Count how many lines of the material hold "title". Respond with that number alone.

--------

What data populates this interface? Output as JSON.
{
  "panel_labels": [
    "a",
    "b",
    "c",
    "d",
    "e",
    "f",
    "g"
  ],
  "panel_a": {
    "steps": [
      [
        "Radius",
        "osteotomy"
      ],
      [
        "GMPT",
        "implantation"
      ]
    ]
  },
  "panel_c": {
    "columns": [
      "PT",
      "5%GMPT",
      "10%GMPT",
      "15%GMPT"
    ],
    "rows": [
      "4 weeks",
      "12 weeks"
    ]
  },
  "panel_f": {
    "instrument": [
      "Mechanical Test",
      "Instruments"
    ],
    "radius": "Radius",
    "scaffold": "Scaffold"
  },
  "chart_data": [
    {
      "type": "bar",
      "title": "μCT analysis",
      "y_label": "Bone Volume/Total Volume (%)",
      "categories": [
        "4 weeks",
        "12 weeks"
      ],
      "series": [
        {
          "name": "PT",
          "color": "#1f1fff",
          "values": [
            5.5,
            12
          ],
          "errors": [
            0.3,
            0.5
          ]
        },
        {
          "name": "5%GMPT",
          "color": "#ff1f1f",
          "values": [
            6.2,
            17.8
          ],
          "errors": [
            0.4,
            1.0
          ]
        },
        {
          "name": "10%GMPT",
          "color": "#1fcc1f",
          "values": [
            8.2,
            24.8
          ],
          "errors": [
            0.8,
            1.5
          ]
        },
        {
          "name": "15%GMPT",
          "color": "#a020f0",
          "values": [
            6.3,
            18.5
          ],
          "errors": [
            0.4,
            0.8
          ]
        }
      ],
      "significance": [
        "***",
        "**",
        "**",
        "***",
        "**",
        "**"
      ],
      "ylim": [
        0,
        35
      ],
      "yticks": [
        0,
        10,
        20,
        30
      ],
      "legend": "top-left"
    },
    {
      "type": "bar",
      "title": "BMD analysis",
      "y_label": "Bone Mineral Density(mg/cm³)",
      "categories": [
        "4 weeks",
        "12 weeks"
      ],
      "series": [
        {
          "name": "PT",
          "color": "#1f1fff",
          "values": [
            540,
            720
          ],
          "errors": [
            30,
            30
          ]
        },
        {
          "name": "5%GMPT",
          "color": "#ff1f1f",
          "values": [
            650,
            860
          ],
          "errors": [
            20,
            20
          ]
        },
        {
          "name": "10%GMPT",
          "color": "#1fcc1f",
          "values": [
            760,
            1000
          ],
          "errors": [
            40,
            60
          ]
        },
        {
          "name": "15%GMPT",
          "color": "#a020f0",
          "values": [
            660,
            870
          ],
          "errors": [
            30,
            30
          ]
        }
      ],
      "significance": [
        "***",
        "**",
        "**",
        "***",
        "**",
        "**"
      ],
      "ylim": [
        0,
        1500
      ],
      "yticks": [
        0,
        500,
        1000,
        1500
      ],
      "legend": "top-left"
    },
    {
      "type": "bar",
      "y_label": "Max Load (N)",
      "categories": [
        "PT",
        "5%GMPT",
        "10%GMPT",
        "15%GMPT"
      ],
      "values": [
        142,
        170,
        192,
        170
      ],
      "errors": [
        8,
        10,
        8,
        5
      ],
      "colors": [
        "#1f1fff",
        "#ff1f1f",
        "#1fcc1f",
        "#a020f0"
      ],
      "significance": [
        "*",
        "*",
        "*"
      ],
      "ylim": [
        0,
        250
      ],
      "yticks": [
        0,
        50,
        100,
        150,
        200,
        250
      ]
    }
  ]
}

--------

◆ **Result**
2